(Part of a data file)

_ _ _

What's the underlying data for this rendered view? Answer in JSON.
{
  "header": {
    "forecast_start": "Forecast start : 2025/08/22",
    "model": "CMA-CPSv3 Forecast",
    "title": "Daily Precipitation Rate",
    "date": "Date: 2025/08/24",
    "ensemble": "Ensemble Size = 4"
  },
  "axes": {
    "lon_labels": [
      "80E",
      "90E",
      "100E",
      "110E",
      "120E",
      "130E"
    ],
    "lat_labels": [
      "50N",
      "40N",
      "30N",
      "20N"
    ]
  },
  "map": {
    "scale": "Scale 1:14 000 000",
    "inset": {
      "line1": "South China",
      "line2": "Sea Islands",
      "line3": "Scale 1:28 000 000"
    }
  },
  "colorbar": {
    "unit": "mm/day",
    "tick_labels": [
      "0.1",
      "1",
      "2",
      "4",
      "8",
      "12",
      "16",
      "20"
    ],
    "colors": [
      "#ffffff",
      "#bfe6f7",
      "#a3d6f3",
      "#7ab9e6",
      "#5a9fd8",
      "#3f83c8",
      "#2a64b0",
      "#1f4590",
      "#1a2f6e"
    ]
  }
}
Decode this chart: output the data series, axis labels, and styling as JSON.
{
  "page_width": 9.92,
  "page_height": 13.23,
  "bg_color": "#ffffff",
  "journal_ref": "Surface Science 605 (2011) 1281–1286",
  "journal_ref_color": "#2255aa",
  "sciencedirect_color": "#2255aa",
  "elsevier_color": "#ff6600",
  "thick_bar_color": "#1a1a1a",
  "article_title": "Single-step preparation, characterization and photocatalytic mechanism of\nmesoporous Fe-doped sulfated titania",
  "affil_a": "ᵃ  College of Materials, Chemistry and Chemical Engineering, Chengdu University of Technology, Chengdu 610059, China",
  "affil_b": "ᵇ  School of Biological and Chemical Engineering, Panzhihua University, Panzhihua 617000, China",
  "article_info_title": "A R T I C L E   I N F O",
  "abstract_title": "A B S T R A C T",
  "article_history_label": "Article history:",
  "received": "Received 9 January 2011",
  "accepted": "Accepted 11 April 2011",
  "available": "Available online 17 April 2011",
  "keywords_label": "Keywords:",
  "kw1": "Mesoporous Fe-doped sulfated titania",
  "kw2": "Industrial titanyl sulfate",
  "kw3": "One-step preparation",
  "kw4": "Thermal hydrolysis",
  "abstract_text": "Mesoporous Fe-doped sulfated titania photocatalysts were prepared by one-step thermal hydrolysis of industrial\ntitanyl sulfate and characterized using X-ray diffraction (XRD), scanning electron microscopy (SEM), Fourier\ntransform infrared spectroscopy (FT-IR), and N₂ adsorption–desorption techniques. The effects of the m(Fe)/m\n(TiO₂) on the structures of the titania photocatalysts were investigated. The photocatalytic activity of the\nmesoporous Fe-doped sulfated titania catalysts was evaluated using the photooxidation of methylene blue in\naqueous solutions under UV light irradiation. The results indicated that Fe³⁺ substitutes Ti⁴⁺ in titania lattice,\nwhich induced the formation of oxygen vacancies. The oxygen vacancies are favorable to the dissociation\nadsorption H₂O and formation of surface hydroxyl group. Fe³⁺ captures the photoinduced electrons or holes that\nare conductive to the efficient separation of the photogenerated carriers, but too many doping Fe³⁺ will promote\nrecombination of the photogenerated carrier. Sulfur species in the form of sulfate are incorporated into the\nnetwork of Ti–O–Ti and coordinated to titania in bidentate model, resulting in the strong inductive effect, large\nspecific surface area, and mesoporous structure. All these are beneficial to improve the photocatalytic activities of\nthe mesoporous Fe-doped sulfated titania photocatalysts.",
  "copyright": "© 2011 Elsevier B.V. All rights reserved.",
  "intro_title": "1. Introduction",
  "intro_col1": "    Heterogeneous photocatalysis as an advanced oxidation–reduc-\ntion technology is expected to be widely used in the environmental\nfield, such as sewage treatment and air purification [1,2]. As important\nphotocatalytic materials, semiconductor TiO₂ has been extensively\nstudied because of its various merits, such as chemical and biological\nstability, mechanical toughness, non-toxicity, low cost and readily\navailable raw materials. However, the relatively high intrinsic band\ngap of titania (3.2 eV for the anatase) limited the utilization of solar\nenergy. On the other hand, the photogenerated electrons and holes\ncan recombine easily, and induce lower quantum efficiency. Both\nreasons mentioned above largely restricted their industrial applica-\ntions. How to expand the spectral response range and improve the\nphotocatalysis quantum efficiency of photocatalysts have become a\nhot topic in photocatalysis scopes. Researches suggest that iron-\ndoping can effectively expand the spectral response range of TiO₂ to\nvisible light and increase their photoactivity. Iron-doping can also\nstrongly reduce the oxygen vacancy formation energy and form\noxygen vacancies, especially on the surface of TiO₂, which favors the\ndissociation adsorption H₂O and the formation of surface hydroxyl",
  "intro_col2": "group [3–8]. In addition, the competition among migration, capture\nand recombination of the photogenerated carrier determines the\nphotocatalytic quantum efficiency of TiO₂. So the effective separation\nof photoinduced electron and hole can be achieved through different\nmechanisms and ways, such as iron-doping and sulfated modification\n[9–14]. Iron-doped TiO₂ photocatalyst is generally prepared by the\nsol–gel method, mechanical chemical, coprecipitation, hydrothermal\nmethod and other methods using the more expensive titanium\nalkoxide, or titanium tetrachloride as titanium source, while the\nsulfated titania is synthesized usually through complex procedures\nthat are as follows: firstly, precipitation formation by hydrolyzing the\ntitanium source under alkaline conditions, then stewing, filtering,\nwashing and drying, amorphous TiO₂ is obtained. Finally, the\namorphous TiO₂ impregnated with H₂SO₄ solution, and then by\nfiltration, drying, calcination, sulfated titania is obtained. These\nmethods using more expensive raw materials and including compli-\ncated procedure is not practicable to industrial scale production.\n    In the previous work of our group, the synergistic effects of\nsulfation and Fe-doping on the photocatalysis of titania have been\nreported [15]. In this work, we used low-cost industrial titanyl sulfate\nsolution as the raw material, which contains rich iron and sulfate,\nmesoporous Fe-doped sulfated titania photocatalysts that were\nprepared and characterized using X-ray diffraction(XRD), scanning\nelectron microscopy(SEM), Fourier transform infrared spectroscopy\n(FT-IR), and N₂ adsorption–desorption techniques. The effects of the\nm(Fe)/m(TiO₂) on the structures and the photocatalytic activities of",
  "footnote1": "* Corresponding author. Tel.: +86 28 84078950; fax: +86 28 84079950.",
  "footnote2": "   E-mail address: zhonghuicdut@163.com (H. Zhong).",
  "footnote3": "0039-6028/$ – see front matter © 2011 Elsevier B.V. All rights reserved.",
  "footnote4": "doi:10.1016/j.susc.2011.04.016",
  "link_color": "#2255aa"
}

_ _ _

*AIM*. Look through the entries above and report each line where the string "Engineering" occurs.

*SOLUTION FOR THIS PROBLEM*.
  "affil_a": "ᵃ  College of Materials, Chemistry and Chemical Engineering, Chengdu University of Technology, Chengdu 610059, China",
  "affil_b": "ᵇ  School of Biological and Chemical Engineering, Panzhihua University, Panzhihua 617000, China",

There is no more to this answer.